OBJECTIVE
Show, in full, each line of the data that contains "Dibble".

Saved entries
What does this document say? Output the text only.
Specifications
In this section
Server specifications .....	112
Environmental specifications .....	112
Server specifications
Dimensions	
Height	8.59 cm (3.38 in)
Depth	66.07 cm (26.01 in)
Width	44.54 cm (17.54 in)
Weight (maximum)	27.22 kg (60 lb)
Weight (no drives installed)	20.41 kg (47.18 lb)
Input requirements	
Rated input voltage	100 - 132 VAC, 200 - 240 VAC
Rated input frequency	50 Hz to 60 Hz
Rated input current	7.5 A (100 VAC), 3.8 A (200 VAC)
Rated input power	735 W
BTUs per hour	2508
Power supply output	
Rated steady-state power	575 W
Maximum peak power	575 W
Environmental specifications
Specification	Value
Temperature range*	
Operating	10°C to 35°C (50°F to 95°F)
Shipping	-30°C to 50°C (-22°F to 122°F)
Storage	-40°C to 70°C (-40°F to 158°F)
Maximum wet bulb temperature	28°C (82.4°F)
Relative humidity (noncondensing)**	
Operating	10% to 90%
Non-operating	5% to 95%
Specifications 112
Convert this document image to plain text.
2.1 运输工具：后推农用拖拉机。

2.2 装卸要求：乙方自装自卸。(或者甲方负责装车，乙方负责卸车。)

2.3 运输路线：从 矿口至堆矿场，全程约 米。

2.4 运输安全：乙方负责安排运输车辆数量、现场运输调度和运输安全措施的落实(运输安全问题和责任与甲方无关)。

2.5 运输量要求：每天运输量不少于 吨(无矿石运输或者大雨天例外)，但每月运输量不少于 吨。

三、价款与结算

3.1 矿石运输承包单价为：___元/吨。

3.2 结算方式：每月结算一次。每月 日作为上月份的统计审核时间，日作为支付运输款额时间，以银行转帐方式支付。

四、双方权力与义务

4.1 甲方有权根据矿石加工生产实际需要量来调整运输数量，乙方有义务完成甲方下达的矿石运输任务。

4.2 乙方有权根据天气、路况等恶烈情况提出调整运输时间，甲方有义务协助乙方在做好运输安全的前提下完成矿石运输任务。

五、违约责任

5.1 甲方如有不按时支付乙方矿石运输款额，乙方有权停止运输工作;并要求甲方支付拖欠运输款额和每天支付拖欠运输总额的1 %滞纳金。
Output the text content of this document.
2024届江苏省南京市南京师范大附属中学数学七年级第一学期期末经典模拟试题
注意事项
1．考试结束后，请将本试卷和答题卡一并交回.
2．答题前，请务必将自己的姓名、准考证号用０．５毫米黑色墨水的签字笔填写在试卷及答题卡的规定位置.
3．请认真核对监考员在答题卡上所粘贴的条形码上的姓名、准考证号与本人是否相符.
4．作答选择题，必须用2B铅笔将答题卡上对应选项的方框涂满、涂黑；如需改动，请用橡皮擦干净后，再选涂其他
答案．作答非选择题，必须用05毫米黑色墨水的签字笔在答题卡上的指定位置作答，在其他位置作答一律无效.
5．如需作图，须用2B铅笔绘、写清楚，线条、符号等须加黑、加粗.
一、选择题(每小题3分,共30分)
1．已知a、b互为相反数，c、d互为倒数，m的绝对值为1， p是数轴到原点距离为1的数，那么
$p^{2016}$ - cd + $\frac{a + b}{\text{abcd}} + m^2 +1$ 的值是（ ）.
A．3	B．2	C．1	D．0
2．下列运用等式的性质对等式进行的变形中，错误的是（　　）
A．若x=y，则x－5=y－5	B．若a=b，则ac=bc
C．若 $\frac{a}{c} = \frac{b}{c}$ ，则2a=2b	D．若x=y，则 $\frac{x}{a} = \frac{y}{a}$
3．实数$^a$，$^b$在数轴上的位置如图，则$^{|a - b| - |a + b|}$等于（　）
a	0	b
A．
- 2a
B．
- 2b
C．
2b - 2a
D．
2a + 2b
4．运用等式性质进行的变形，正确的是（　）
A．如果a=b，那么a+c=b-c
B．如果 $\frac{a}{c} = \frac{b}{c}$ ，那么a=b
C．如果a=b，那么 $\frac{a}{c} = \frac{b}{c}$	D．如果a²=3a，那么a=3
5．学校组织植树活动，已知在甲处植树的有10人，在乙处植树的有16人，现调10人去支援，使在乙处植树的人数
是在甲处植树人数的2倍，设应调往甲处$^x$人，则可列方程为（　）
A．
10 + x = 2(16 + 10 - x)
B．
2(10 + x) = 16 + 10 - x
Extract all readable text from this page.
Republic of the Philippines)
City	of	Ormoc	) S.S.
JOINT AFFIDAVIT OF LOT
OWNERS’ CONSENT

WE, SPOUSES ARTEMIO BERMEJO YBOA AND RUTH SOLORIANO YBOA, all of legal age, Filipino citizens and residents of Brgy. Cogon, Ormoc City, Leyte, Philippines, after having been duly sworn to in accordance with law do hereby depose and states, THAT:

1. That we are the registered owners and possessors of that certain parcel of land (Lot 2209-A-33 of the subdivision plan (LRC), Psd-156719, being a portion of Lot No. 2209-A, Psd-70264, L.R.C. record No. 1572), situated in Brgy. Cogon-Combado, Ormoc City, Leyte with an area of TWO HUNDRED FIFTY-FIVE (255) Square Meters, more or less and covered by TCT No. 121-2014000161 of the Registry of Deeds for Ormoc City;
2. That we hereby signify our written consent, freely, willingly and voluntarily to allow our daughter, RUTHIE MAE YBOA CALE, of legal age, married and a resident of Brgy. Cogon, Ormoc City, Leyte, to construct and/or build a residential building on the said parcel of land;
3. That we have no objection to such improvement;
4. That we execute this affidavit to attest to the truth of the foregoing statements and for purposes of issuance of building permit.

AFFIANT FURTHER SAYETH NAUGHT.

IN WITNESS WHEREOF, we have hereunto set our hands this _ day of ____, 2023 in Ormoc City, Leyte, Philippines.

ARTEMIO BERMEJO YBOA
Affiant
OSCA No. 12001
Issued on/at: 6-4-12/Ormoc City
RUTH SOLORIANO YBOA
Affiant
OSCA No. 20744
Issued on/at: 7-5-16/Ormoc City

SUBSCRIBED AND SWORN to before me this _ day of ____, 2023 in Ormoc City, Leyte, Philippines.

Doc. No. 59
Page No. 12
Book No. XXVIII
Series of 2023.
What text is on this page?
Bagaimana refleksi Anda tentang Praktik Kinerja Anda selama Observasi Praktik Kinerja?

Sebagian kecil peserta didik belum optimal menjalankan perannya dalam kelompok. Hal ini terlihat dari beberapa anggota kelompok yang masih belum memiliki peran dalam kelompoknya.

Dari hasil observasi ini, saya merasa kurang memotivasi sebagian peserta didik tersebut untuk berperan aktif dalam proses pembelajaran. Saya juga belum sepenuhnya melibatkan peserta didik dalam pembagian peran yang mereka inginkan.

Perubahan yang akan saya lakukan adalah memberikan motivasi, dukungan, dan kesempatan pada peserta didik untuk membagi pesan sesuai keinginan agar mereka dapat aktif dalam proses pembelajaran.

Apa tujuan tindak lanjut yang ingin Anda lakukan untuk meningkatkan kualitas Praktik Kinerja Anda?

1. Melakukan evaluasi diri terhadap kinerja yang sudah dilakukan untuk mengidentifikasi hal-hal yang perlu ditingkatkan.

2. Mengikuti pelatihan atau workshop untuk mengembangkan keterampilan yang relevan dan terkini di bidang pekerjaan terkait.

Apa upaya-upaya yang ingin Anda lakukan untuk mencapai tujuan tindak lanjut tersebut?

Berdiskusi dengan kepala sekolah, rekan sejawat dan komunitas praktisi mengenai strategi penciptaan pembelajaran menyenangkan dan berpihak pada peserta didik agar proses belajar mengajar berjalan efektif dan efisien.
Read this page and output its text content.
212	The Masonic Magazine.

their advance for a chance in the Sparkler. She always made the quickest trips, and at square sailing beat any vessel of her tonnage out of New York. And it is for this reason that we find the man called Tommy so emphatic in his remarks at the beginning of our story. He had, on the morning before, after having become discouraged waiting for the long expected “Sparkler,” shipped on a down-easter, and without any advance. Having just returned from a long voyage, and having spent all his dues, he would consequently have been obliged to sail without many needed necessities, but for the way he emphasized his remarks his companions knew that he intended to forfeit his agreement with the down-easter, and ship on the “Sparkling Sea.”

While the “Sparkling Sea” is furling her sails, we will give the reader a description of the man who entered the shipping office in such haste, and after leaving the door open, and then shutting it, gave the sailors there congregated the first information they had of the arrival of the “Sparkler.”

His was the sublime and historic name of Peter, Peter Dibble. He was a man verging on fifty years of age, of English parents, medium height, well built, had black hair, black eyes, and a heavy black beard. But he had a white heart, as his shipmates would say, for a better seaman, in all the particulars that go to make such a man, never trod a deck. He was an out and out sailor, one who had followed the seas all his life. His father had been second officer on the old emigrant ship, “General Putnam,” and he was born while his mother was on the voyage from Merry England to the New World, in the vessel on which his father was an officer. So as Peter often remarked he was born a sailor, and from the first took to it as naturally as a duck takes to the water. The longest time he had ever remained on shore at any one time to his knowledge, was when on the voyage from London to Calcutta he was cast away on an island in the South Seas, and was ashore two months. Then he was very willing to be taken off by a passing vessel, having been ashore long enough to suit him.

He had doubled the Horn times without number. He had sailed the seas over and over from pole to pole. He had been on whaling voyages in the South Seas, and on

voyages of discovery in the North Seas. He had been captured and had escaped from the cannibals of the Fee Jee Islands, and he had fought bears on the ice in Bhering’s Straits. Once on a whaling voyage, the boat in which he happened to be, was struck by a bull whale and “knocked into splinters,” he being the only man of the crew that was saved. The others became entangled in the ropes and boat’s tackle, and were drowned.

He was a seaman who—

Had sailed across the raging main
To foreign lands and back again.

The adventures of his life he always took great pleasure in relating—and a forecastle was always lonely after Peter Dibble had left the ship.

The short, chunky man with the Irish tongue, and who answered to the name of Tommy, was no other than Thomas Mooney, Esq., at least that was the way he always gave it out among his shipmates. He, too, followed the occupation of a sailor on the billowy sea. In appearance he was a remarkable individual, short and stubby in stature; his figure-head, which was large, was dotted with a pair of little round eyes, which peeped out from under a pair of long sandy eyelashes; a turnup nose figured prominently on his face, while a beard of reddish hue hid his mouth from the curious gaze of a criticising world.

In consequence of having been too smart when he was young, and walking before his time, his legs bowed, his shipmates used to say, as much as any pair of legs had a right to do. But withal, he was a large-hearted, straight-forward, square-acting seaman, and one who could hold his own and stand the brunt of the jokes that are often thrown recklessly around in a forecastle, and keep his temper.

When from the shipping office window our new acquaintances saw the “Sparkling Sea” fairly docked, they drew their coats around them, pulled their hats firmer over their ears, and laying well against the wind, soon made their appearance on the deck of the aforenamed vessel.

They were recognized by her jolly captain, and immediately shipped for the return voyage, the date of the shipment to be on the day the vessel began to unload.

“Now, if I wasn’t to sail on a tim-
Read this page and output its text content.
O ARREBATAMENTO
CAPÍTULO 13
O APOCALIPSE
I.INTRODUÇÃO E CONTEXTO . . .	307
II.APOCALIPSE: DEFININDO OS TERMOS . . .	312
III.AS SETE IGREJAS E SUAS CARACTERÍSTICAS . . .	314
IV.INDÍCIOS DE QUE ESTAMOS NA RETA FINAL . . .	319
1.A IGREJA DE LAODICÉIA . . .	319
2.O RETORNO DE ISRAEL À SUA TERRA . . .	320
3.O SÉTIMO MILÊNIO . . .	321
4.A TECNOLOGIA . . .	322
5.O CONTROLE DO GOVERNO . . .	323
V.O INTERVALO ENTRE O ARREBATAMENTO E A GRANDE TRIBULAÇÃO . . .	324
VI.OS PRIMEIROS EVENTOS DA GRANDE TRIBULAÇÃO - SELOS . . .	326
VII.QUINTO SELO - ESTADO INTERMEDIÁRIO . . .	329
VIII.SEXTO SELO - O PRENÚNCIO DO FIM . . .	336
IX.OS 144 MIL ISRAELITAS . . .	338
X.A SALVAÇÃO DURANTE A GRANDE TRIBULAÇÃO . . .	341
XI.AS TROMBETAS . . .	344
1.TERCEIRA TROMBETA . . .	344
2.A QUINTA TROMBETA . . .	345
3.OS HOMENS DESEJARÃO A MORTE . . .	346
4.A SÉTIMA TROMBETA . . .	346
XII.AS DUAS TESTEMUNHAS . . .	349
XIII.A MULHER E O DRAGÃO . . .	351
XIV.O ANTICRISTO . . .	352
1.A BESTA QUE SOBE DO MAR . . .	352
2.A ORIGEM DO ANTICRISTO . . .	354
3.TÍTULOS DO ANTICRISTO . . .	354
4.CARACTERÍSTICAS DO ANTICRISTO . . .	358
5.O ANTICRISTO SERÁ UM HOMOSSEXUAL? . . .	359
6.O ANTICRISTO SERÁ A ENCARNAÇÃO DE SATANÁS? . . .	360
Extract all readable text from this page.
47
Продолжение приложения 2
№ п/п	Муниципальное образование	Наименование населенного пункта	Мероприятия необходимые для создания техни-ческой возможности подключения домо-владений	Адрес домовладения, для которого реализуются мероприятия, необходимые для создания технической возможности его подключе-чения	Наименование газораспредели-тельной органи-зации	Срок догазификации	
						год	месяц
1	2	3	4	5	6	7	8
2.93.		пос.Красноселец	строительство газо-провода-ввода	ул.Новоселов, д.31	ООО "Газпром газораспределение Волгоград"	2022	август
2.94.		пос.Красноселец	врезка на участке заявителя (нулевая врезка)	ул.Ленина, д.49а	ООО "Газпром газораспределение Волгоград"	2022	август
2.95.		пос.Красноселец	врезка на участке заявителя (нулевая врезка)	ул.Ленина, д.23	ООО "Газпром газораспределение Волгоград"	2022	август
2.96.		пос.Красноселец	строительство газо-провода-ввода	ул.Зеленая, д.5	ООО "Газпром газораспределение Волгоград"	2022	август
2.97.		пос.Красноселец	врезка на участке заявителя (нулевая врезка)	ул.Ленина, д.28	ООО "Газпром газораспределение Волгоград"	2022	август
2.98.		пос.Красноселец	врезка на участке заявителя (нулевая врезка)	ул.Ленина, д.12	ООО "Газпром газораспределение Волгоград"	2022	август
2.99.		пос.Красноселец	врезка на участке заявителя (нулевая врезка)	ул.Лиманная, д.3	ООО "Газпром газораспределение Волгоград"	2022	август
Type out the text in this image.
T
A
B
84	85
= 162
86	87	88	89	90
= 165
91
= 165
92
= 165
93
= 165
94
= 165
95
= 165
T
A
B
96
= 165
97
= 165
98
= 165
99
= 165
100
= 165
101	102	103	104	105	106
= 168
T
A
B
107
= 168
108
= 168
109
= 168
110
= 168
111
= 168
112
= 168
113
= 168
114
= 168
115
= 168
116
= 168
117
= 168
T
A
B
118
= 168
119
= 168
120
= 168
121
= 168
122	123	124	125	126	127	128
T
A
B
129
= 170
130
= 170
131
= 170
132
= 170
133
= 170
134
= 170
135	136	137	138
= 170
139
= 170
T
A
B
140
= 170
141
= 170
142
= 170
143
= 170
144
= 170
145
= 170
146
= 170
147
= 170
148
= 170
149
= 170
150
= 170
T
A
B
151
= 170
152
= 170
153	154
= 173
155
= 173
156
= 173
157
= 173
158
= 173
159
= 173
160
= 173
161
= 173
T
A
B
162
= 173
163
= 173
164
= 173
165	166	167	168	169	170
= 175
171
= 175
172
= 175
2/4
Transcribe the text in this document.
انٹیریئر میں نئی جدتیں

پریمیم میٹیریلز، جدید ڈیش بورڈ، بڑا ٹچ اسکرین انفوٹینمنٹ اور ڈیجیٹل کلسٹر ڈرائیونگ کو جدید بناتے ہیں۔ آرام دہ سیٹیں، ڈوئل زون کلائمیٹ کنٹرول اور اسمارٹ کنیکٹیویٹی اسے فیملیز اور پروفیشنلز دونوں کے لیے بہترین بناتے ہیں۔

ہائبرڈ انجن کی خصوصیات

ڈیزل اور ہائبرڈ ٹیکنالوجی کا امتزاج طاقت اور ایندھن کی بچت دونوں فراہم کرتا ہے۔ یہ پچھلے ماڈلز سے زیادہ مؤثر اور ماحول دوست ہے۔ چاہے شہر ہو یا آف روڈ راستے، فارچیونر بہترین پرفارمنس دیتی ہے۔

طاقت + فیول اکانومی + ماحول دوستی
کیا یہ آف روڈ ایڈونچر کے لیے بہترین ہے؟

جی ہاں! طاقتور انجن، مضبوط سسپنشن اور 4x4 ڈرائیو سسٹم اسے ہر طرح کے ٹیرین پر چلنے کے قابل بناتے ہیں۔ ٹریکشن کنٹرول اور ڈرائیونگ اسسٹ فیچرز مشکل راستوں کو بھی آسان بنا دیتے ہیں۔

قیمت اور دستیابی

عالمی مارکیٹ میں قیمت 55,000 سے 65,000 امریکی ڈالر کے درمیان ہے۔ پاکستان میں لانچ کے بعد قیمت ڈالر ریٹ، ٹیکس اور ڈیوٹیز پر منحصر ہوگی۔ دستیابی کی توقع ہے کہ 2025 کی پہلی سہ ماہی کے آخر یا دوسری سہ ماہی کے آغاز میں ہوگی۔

IN RESPONSE
His was the sublime and historic name of Peter, Peter Dibble. He was a man verging on fifty years of age, of English parents, medium height, well built, had black hair, black eyes, and a heavy black beard. But he had a white heart, as his shipmates would say, for a better seaman, in all the particulars that go to make such a man, never trod a deck. He was an out and out sailor, one who had followed the seas all his life. His father had been second officer on the old emigrant ship, “General Putnam,” and he was born while his mother was on the voyage from Merry England to the New World, in the vessel on which his father was an officer. So as Peter often remarked he was born a sailor, and from the first took to it as naturally as a duck takes to the water. The longest time he had ever remained on shore at any one time to his knowledge, was when on the voyage from London to Calcutta he was cast away on an island in the South Seas, and was ashore two months. Then he was very willing to be taken off by a passing vessel, having been ashore long enough to suit him.
The adventures of his life he always took great pleasure in relating—and a forecastle was always lonely after Peter Dibble had left the ship.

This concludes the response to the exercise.